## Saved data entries
★ ★ ★ ★ ★

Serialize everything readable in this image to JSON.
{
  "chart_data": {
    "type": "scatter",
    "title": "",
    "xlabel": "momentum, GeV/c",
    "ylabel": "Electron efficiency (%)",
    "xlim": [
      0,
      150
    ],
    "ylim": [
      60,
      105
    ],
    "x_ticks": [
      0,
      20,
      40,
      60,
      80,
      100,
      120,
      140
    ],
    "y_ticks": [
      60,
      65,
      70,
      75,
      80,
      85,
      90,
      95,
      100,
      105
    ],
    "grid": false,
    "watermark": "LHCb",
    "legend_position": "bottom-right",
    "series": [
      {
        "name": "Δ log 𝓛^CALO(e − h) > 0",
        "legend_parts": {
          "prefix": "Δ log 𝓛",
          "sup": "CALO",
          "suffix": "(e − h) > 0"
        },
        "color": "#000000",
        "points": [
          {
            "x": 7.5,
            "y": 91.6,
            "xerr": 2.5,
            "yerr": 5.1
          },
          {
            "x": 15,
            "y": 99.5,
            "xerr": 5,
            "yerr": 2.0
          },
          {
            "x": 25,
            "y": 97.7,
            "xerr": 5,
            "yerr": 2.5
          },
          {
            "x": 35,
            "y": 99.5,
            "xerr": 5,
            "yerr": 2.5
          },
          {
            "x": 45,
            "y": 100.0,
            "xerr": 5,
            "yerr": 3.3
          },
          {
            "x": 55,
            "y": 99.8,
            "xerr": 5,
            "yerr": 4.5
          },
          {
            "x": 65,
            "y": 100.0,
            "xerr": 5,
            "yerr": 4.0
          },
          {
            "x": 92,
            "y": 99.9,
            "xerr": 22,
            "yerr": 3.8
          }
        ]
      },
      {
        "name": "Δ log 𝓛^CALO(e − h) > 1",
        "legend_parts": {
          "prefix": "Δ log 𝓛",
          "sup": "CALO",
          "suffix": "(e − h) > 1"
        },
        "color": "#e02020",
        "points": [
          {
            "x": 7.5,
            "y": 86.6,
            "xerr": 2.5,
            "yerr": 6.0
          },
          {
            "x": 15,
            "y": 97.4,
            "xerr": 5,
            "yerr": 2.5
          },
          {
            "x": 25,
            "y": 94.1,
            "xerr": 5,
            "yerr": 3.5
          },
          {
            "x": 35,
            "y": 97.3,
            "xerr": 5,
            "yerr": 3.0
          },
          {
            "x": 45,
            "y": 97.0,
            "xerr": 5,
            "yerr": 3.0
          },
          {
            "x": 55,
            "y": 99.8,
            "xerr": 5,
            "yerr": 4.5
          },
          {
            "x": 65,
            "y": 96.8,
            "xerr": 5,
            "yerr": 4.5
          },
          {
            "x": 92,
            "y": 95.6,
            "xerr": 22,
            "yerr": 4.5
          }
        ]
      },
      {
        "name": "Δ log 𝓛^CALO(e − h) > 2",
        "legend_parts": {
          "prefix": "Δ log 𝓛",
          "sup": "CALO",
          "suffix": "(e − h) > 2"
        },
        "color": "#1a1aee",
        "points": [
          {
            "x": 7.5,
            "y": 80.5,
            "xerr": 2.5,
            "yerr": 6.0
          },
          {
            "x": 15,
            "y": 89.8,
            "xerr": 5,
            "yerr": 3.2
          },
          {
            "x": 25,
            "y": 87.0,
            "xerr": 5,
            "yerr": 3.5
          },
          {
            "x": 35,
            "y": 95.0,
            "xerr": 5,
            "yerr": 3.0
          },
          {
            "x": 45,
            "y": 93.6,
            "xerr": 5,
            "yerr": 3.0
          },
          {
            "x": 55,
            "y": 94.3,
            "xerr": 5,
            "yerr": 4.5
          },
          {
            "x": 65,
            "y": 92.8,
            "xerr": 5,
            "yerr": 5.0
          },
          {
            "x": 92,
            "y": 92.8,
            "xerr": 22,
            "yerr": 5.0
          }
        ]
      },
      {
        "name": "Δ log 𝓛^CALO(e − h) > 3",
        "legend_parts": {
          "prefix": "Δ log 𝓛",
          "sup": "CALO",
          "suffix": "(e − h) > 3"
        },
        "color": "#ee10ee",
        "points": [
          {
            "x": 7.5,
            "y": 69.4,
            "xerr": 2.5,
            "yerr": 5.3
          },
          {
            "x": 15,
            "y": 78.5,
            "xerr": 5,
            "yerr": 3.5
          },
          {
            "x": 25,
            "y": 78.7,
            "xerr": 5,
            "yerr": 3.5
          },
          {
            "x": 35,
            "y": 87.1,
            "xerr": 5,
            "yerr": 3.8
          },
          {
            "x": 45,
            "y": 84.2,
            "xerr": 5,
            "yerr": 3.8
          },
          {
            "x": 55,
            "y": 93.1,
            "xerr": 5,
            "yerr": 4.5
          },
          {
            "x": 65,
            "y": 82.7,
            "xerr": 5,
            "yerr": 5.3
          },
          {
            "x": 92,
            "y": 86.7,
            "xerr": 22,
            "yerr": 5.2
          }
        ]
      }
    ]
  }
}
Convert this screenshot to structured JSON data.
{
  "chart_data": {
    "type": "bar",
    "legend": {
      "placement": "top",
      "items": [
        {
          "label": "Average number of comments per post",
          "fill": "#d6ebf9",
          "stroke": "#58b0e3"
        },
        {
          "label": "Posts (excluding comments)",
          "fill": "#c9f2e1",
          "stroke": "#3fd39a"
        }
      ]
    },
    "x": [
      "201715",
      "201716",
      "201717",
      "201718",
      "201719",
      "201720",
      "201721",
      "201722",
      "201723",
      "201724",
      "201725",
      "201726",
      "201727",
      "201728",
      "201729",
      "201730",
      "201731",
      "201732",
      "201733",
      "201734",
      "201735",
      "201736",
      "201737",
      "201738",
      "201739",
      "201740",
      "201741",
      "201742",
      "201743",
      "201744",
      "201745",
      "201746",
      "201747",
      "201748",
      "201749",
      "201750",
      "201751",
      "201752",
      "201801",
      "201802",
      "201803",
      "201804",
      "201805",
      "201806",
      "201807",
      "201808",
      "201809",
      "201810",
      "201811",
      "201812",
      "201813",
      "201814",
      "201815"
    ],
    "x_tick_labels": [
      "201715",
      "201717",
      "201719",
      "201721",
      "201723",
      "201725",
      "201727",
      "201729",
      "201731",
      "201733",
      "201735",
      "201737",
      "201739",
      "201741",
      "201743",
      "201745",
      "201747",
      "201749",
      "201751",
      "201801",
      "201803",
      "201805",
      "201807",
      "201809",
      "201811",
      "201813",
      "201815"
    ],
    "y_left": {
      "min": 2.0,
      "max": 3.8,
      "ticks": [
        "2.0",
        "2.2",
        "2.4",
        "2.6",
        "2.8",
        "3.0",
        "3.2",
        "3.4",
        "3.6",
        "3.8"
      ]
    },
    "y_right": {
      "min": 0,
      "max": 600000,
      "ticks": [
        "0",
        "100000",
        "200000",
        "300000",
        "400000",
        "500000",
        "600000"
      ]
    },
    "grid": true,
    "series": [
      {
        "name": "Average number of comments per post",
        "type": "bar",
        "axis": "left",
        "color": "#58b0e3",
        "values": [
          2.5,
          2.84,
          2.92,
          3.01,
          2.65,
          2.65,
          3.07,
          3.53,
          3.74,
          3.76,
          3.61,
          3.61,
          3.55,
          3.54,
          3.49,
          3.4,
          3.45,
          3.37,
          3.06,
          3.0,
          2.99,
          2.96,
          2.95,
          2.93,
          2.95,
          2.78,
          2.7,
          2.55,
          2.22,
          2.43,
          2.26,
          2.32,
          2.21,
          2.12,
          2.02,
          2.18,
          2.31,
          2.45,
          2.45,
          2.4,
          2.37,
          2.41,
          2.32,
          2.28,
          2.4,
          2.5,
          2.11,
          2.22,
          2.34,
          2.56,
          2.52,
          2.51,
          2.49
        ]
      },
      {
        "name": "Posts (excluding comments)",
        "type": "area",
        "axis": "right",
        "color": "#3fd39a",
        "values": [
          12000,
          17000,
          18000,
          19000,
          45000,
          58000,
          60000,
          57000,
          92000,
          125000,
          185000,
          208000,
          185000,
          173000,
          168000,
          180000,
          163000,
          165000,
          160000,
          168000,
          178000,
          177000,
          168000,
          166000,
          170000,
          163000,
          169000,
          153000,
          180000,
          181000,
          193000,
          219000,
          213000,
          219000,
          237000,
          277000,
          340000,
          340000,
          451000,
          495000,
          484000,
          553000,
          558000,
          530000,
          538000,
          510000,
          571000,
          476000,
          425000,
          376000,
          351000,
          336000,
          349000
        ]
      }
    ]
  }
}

★ ★ ★ ★ ★

## Short task
Within the data above, count the lines that contain the string "suffix"; the reply is the number alone.

## Correct output
4